Dataset excerpts:
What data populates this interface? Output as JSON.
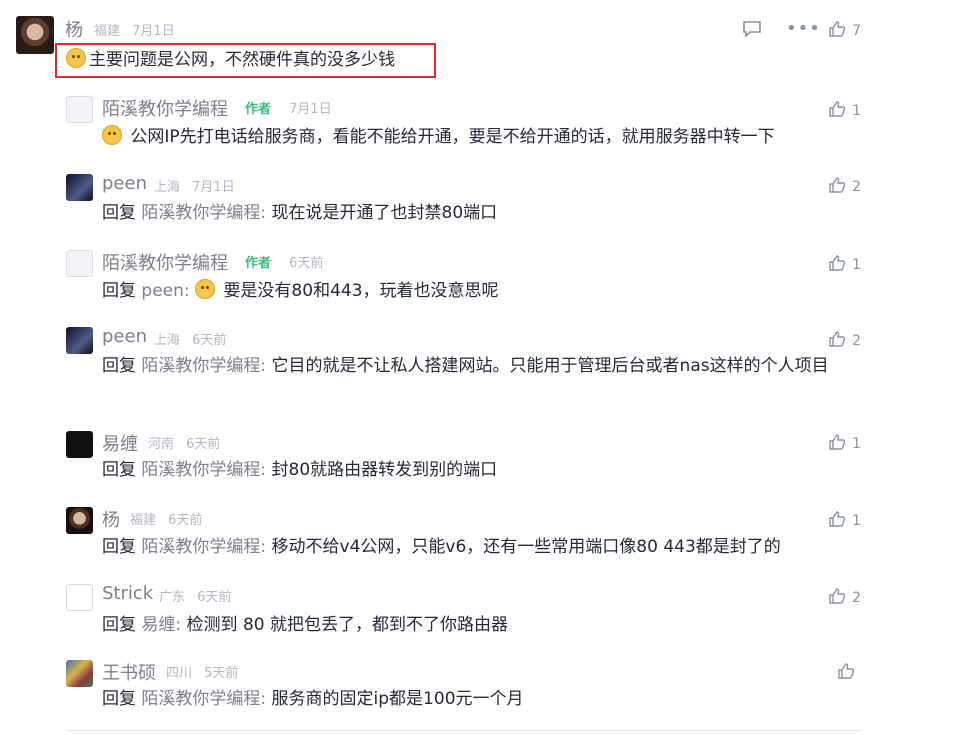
{
  "root": {
    "name": "杨",
    "location": "福建",
    "date": "7月1日",
    "content": "主要问题是公网，不然硬件真的没多少钱",
    "likes": "7"
  },
  "replies": [
    {
      "name": "陌溪教你学编程",
      "author_tag": "作者",
      "location": "",
      "date": "7月1日",
      "prefix": "",
      "target": "",
      "content": "公网IP先打电话给服务商，看能不能给开通，要是不给开通的话，就用服务器中转一下",
      "likes": "1"
    },
    {
      "name": "peen",
      "author_tag": "",
      "location": "上海",
      "date": "7月1日",
      "prefix": "回复",
      "target": "陌溪教你学编程:",
      "content": "现在说是开通了也封禁80端口",
      "likes": "2"
    },
    {
      "name": "陌溪教你学编程",
      "author_tag": "作者",
      "location": "",
      "date": "6天前",
      "prefix": "回复",
      "target": "peen:",
      "content": "要是没有80和443，玩着也没意思呢",
      "likes": "1"
    },
    {
      "name": "peen",
      "author_tag": "",
      "location": "上海",
      "date": "6天前",
      "prefix": "回复",
      "target": "陌溪教你学编程:",
      "content": "它目的就是不让私人搭建网站。只能用于管理后台或者nas这样的个人项目",
      "likes": "2"
    },
    {
      "name": "易缠",
      "author_tag": "",
      "location": "河南",
      "date": "6天前",
      "prefix": "回复",
      "target": "陌溪教你学编程:",
      "content": "封80就路由器转发到别的端口",
      "likes": "1"
    },
    {
      "name": "杨",
      "author_tag": "",
      "location": "福建",
      "date": "6天前",
      "prefix": "回复",
      "target": "陌溪教你学编程:",
      "content": "移动不给v4公网，只能v6，还有一些常用端口像80 443都是封了的",
      "likes": "1"
    },
    {
      "name": "Strick",
      "author_tag": "",
      "location": "广东",
      "date": "6天前",
      "prefix": "回复",
      "target": "易缠:",
      "content": "检测到 80 就把包丢了，都到不了你路由器",
      "likes": "2"
    },
    {
      "name": "王书硕",
      "author_tag": "",
      "location": "四川",
      "date": "5天前",
      "prefix": "回复",
      "target": "陌溪教你学编程:",
      "content": "服务商的固定ip都是100元一个月",
      "likes": ""
    }
  ]
}
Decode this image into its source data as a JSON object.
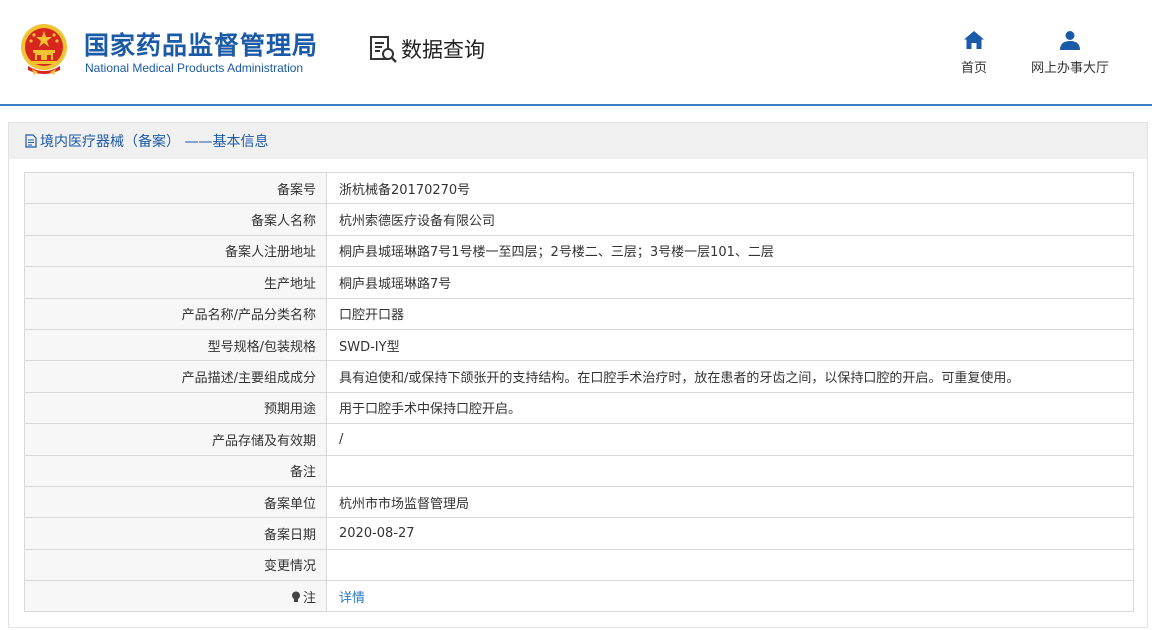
{
  "header": {
    "title_cn": "国家药品监督管理局",
    "title_en": "National Medical Products Administration",
    "data_query": "数据查询",
    "nav": [
      {
        "label": "首页",
        "icon": "home-icon"
      },
      {
        "label": "网上办事大厅",
        "icon": "user-icon"
      }
    ]
  },
  "panel": {
    "title": "境内医疗器械（备案） ——基本信息",
    "rows": [
      {
        "key": "备案号",
        "value": "浙杭械备20170270号"
      },
      {
        "key": "备案人名称",
        "value": "杭州索德医疗设备有限公司"
      },
      {
        "key": "备案人注册地址",
        "value": "桐庐县城瑶琳路7号1号楼一至四层；2号楼二、三层；3号楼一层101、二层"
      },
      {
        "key": "生产地址",
        "value": "桐庐县城瑶琳路7号"
      },
      {
        "key": "产品名称/产品分类名称",
        "value": "口腔开口器"
      },
      {
        "key": "型号规格/包装规格",
        "value": "SWD-IY型"
      },
      {
        "key": "产品描述/主要组成成分",
        "value": "具有迫使和/或保持下颌张开的支持结构。在口腔手术治疗时，放在患者的牙齿之间，以保持口腔的开启。可重复使用。"
      },
      {
        "key": "预期用途",
        "value": "用于口腔手术中保持口腔开启。"
      },
      {
        "key": "产品存储及有效期",
        "value": "/"
      },
      {
        "key": "备注",
        "value": ""
      },
      {
        "key": "备案单位",
        "value": "杭州市市场监督管理局"
      },
      {
        "key": "备案日期",
        "value": "2020-08-27"
      },
      {
        "key": "变更情况",
        "value": ""
      }
    ],
    "note_key": "注",
    "note_link": "详情"
  },
  "colors": {
    "brand_blue": "#1b5aa6",
    "link_blue": "#2a7ac2",
    "emblem_red": "#d7261e",
    "emblem_gold": "#f1c232"
  }
}
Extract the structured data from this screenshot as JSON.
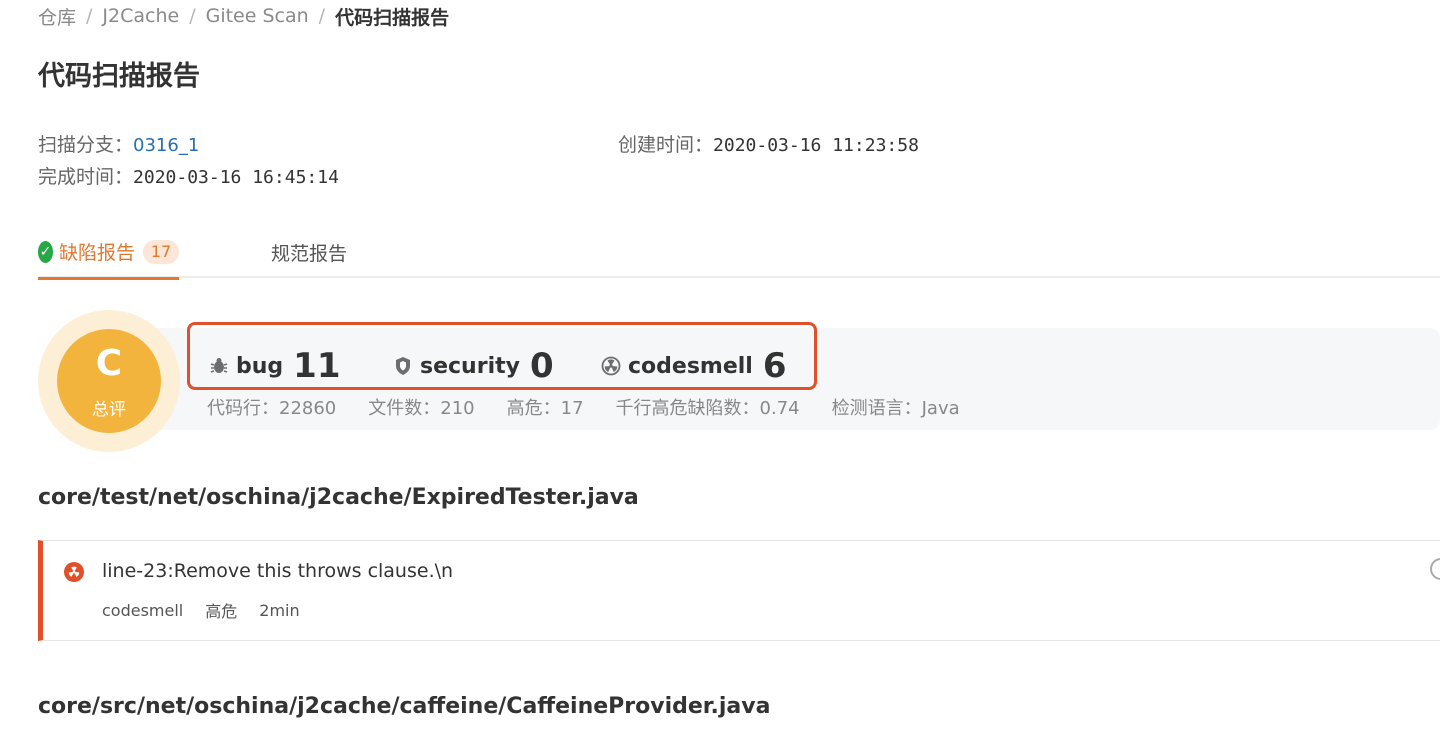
{
  "breadcrumb": {
    "items": [
      "仓库",
      "J2Cache",
      "Gitee Scan"
    ],
    "separator": "/",
    "current": "代码扫描报告"
  },
  "page": {
    "title": "代码扫描报告"
  },
  "meta": {
    "branch_label": "扫描分支：",
    "branch_value": "0316_1",
    "created_label": "创建时间：",
    "created_value": "2020-03-16 11:23:58",
    "finished_label": "完成时间：",
    "finished_value": "2020-03-16 16:45:14"
  },
  "tabs": [
    {
      "label": "缺陷报告",
      "count": "17",
      "active": true,
      "icon": "check-circle-icon"
    },
    {
      "label": "规范报告",
      "active": false
    }
  ],
  "summary": {
    "grade": "C",
    "grade_label": "总评",
    "metrics": [
      {
        "icon": "bug-icon",
        "name": "bug",
        "value": "11"
      },
      {
        "icon": "shield-icon",
        "name": "security",
        "value": "0"
      },
      {
        "icon": "radiation-icon",
        "name": "codesmell",
        "value": "6"
      }
    ],
    "stats": [
      "代码行：22860",
      "文件数：210",
      "高危：17",
      "千行高危缺陷数：0.74",
      "检测语言：Java"
    ]
  },
  "files": [
    {
      "path": "core/test/net/oschina/j2cache/ExpiredTester.java",
      "issues": [
        {
          "title": "line-23:Remove this throws clause.\\n",
          "type": "codesmell",
          "severity": "高危",
          "effort": "2min"
        }
      ]
    },
    {
      "path": "core/src/net/oschina/j2cache/caffeine/CaffeineProvider.java"
    }
  ],
  "colors": {
    "accent": "#e0782f",
    "danger": "#e0502b",
    "grade": "#f3b43e",
    "success": "#27a745"
  }
}
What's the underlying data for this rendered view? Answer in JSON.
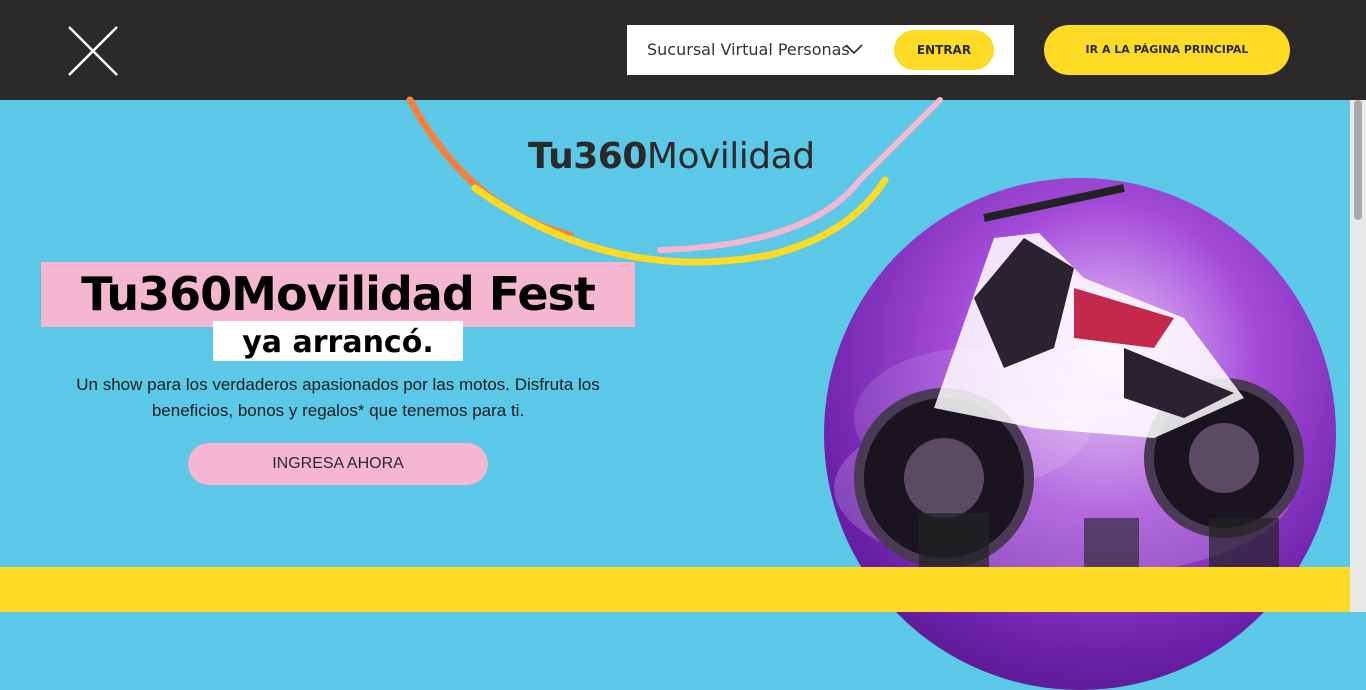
{
  "header": {
    "close_icon": "close-icon",
    "sucursal": {
      "label": "Sucursal Virtual Personas",
      "chevron_icon": "chevron-down-icon",
      "entrar_label": "ENTRAR"
    },
    "home_label": "IR A LA PÁGINA PRINCIPAL"
  },
  "hero": {
    "brand": {
      "bold": "Tu360",
      "regular": "Movilidad"
    },
    "headline_line1": "Tu360Movilidad Fest",
    "headline_line2": "ya arrancó.",
    "description": "Un show para los verdaderos apasionados por las motos. Disfruta los beneficios, bonos y regalos* que tenemos para ti.",
    "cta_label": "INGRESA AHORA",
    "image_icon": "motorcycle-image"
  },
  "colors": {
    "topbar": "#2b2a29",
    "accent_yellow": "#fdda24",
    "hero_blue": "#5bc8e7",
    "pink": "#f5b6d0",
    "orange": "#f7803c"
  }
}
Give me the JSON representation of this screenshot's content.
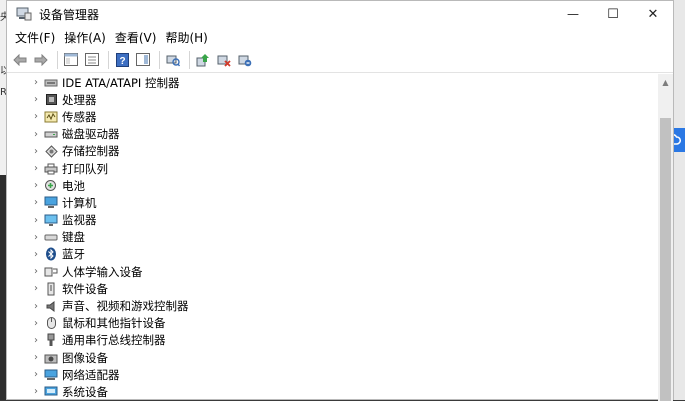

*Problem to solve*: Transcribe each entry above exactly, apart from the pictures.

*Solution for this problem*:
What data populates this interface? Output as JSON.
{
  "root": {
    "name": "杨",
    "location": "福建",
    "date": "7月1日",
    "content": "主要问题是公网，不然硬件真的没多少钱",
    "likes": "7"
  },
  "replies": [
    {
      "name": "陌溪教你学编程",
      "author_tag": "作者",
      "location": "",
      "date": "7月1日",
      "prefix": "",
      "target": "",
      "content": "公网IP先打电话给服务商，看能不能给开通，要是不给开通的话，就用服务器中转一下",
      "likes": "1"
    },
    {
      "name": "peen",
      "author_tag": "",
      "location": "上海",
      "date": "7月1日",
      "prefix": "回复",
      "target": "陌溪教你学编程:",
      "content": "现在说是开通了也封禁80端口",
      "likes": "2"
    },
    {
      "name": "陌溪教你学编程",
      "author_tag": "作者",
      "location": "",
      "date": "6天前",
      "prefix": "回复",
      "target": "peen:",
      "content": "要是没有80和443，玩着也没意思呢",
      "likes": "1"
    },
    {
      "name": "peen",
      "author_tag": "",
      "location": "上海",
      "date": "6天前",
      "prefix": "回复",
      "target": "陌溪教你学编程:",
      "content": "它目的就是不让私人搭建网站。只能用于管理后台或者nas这样的个人项目",
      "likes": "2"
    },
    {
      "name": "易缠",
      "author_tag": "",
      "location": "河南",
      "date": "6天前",
      "prefix": "回复",
      "target": "陌溪教你学编程:",
      "content": "封80就路由器转发到别的端口",
      "likes": "1"
    },
    {
      "name": "杨",
      "author_tag": "",
      "location": "福建",
      "date": "6天前",
      "prefix": "回复",
      "target": "陌溪教你学编程:",
      "content": "移动不给v4公网，只能v6，还有一些常用端口像80 443都是封了的",
      "likes": "1"
    },
    {
      "name": "Strick",
      "author_tag": "",
      "location": "广东",
      "date": "6天前",
      "prefix": "回复",
      "target": "易缠:",
      "content": "检测到 80 就把包丢了，都到不了你路由器",
      "likes": "2"
    },
    {
      "name": "王书硕",
      "author_tag": "",
      "location": "四川",
      "date": "5天前",
      "prefix": "回复",
      "target": "陌溪教你学编程:",
      "content": "服务商的固定ip都是100元一个月",
      "likes": ""
    }
  ]
}
Decode this image into its source data as a JSON object.
{
  "header": {
    "title_cn": "国家药品监督管理局",
    "title_en": "National Medical Products Administration",
    "data_query": "数据查询",
    "nav": [
      {
        "label": "首页",
        "icon": "home-icon"
      },
      {
        "label": "网上办事大厅",
        "icon": "user-icon"
      }
    ]
  },
  "panel": {
    "title": "境内医疗器械（备案） ——基本信息",
    "rows": [
      {
        "key": "备案号",
        "value": "浙杭械备20170270号"
      },
      {
        "key": "备案人名称",
        "value": "杭州索德医疗设备有限公司"
      },
      {
        "key": "备案人注册地址",
        "value": "桐庐县城瑶琳路7号1号楼一至四层；2号楼二、三层；3号楼一层101、二层"
      },
      {
        "key": "生产地址",
        "value": "桐庐县城瑶琳路7号"
      },
      {
        "key": "产品名称/产品分类名称",
        "value": "口腔开口器"
      },
      {
        "key": "型号规格/包装规格",
        "value": "SWD-IY型"
      },
      {
        "key": "产品描述/主要组成成分",
        "value": "具有迫使和/或保持下颌张开的支持结构。在口腔手术治疗时，放在患者的牙齿之间，以保持口腔的开启。可重复使用。"
      },
      {
        "key": "预期用途",
        "value": "用于口腔手术中保持口腔开启。"
      },
      {
        "key": "产品存储及有效期",
        "value": "/"
      },
      {
        "key": "备注",
        "value": ""
      },
      {
        "key": "备案单位",
        "value": "杭州市市场监督管理局"
      },
      {
        "key": "备案日期",
        "value": "2020-08-27"
      },
      {
        "key": "变更情况",
        "value": ""
      }
    ],
    "note_key": "注",
    "note_link": "详情"
  },
  "colors": {
    "brand_blue": "#1b5aa6",
    "link_blue": "#2a7ac2",
    "emblem_red": "#d7261e",
    "emblem_gold": "#f1c232"
  }
}
Extract the structured data from this screenshot as JSON.
{
  "breadcrumb": {
    "items": [
      "仓库",
      "J2Cache",
      "Gitee Scan"
    ],
    "separator": "/",
    "current": "代码扫描报告"
  },
  "page": {
    "title": "代码扫描报告"
  },
  "meta": {
    "branch_label": "扫描分支：",
    "branch_value": "0316_1",
    "created_label": "创建时间：",
    "created_value": "2020-03-16 11:23:58",
    "finished_label": "完成时间：",
    "finished_value": "2020-03-16 16:45:14"
  },
  "tabs": [
    {
      "label": "缺陷报告",
      "count": "17",
      "active": true,
      "icon": "check-circle-icon"
    },
    {
      "label": "规范报告",
      "active": false
    }
  ],
  "summary": {
    "grade": "C",
    "grade_label": "总评",
    "metrics": [
      {
        "icon": "bug-icon",
        "name": "bug",
        "value": "11"
      },
      {
        "icon": "shield-icon",
        "name": "security",
        "value": "0"
      },
      {
        "icon": "radiation-icon",
        "name": "codesmell",
        "value": "6"
      }
    ],
    "stats": [
      "代码行：22860",
      "文件数：210",
      "高危：17",
      "千行高危缺陷数：0.74",
      "检测语言：Java"
    ]
  },
  "files": [
    {
      "path": "core/test/net/oschina/j2cache/ExpiredTester.java",
      "issues": [
        {
          "title": "line-23:Remove this throws clause.\\n",
          "type": "codesmell",
          "severity": "高危",
          "effort": "2min"
        }
      ]
    },
    {
      "path": "core/src/net/oschina/j2cache/caffeine/CaffeineProvider.java"
    }
  ],
  "colors": {
    "accent": "#e0782f",
    "danger": "#e0502b",
    "grade": "#f3b43e",
    "success": "#27a745"
  }
}
What's the underlying data for this rendered view? Answer in JSON.
{
  "header": {
    "close_icon": "close-icon",
    "sucursal": {
      "label": "Sucursal Virtual Personas",
      "chevron_icon": "chevron-down-icon",
      "entrar_label": "ENTRAR"
    },
    "home_label": "IR A LA PÁGINA PRINCIPAL"
  },
  "hero": {
    "brand": {
      "bold": "Tu360",
      "regular": "Movilidad"
    },
    "headline_line1": "Tu360Movilidad Fest",
    "headline_line2": "ya arrancó.",
    "description": "Un show para los verdaderos apasionados por las motos. Disfruta los beneficios, bonos y regalos* que tenemos para ti.",
    "cta_label": "INGRESA AHORA",
    "image_icon": "motorcycle-image"
  },
  "colors": {
    "topbar": "#2b2a29",
    "accent_yellow": "#fdda24",
    "hero_blue": "#5bc8e7",
    "pink": "#f5b6d0",
    "orange": "#f7803c"
  }
}
Give me the JSON representation of this screenshot's content.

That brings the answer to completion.